Problem details
Print the entries below in their entirety, exactly as they are written.

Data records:
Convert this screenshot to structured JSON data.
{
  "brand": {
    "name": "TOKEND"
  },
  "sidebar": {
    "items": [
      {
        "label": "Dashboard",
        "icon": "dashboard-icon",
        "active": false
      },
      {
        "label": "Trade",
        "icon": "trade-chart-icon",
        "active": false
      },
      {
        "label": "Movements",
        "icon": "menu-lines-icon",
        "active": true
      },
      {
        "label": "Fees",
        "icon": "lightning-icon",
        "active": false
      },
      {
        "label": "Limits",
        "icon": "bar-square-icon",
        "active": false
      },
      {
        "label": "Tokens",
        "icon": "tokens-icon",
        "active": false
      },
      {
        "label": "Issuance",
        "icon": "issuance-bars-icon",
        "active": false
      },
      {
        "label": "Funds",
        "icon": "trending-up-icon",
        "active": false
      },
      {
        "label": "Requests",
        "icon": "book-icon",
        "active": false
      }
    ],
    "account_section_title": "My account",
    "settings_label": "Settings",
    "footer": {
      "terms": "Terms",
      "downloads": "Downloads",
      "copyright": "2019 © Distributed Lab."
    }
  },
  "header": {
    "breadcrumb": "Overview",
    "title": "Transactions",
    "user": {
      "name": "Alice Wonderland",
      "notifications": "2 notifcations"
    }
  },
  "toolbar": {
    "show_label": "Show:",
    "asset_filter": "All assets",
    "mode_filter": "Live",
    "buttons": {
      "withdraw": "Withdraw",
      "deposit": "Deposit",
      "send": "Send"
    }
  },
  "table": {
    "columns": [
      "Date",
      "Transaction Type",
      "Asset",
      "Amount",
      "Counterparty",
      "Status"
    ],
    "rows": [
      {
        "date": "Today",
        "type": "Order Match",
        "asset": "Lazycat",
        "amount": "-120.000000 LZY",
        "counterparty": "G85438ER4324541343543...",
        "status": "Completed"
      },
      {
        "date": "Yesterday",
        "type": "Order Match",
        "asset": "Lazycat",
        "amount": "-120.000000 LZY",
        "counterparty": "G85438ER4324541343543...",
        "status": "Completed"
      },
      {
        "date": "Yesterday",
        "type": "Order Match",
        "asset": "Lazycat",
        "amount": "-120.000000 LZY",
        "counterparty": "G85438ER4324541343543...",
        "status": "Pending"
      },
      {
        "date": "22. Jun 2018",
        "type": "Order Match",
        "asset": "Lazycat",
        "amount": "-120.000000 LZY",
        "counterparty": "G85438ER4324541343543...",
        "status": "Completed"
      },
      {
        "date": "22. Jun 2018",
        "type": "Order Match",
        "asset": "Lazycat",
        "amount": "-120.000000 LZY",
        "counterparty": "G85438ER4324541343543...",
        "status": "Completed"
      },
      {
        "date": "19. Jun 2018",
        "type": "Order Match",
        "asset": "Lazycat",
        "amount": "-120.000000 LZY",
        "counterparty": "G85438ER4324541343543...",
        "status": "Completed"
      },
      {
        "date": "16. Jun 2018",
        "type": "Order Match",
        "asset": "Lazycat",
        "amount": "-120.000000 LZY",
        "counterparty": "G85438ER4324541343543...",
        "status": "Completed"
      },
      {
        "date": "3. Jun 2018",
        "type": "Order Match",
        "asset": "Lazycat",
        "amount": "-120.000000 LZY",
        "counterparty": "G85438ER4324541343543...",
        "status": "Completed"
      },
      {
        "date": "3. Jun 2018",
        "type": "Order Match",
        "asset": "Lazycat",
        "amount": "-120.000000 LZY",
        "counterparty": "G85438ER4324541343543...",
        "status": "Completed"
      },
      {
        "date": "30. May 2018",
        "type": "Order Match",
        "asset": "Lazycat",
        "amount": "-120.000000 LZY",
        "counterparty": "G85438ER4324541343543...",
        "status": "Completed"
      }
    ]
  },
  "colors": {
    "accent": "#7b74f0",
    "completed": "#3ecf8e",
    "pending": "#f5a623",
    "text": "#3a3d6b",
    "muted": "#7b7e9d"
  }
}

Final result
Convert this screenshot to structured JSON data.
{
  "brand": {
    "name": "TOKEND"
  },
  "sidebar": {
    "items": [
      {
        "label": "Dashboard",
        "icon": "dashboard-icon",
        "active": false
      },
      {
        "label": "Trade",
        "icon": "trade-chart-icon",
        "active": false
      },
      {
        "label": "Movements",
        "icon": "menu-lines-icon",
        "active": true
      },
      {
        "label": "Fees",
        "icon": "lightning-icon",
        "active": false
      },
      {
        "label": "Limits",
        "icon": "bar-square-icon",
        "active": false
      },
      {
        "label": "Tokens",
        "icon": "tokens-icon",
        "active": false
      },
      {
        "label": "Issuance",
        "icon": "issuance-bars-icon",
        "active": false
      },
      {
        "label": "Funds",
        "icon": "trending-up-icon",
        "active": false
      },
      {
        "label": "Requests",
        "icon": "book-icon",
        "active": false
      }
    ],
    "account_section_title": "My account",
    "settings_label": "Settings",
    "footer": {
      "terms": "Terms",
      "downloads": "Downloads",
      "copyright": "2019 © Distributed Lab."
    }
  },
  "header": {
    "breadcrumb": "Overview",
    "title": "Transactions",
    "user": {
      "name": "Alice Wonderland",
      "notifications": "2 notifcations"
    }
  },
  "toolbar": {
    "show_label": "Show:",
    "asset_filter": "All assets",
    "mode_filter": "Live",
    "buttons": {
      "withdraw": "Withdraw",
      "deposit": "Deposit",
      "send": "Send"
    }
  },
  "table": {
    "columns": [
      "Date",
      "Transaction Type",
      "Asset",
      "Amount",
      "Counterparty",
      "Status"
    ],
    "rows": [
      {
        "date": "Today",
        "type": "Order Match",
        "asset": "Lazycat",
        "amount": "-120.000000 LZY",
        "counterparty": "G85438ER4324541343543...",
        "status": "Completed"
      },
      {
        "date": "Yesterday",
        "type": "Order Match",
        "asset": "Lazycat",
        "amount": "-120.000000 LZY",
        "counterparty": "G85438ER4324541343543...",
        "status": "Completed"
      },
      {
        "date": "Yesterday",
        "type": "Order Match",
        "asset": "Lazycat",
        "amount": "-120.000000 LZY",
        "counterparty": "G85438ER4324541343543...",
        "status": "Pending"
      },
      {
        "date": "22. Jun 2018",
        "type": "Order Match",
        "asset": "Lazycat",
        "amount": "-120.000000 LZY",
        "counterparty": "G85438ER4324541343543...",
        "status": "Completed"
      },
      {
        "date": "22. Jun 2018",
        "type": "Order Match",
        "asset": "Lazycat",
        "amount": "-120.000000 LZY",
        "counterparty": "G85438ER4324541343543...",
        "status": "Completed"
      },
      {
        "date": "19. Jun 2018",
        "type": "Order Match",
        "asset": "Lazycat",
        "amount": "-120.000000 LZY",
        "counterparty": "G85438ER4324541343543...",
        "status": "Completed"
      },
      {
        "date": "16. Jun 2018",
        "type": "Order Match",
        "asset": "Lazycat",
        "amount": "-120.000000 LZY",
        "counterparty": "G85438ER4324541343543...",
        "status": "Completed"
      },
      {
        "date": "3. Jun 2018",
        "type": "Order Match",
        "asset": "Lazycat",
        "amount": "-120.000000 LZY",
        "counterparty": "G85438ER4324541343543...",
        "status": "Completed"
      },
      {
        "date": "3. Jun 2018",
        "type": "Order Match",
        "asset": "Lazycat",
        "amount": "-120.000000 LZY",
        "counterparty": "G85438ER4324541343543...",
        "status": "Completed"
      },
      {
        "date": "30. May 2018",
        "type": "Order Match",
        "asset": "Lazycat",
        "amount": "-120.000000 LZY",
        "counterparty": "G85438ER4324541343543...",
        "status": "Completed"
      }
    ]
  },
  "colors": {
    "accent": "#7b74f0",
    "completed": "#3ecf8e",
    "pending": "#f5a623",
    "text": "#3a3d6b",
    "muted": "#7b7e9d"
  }
}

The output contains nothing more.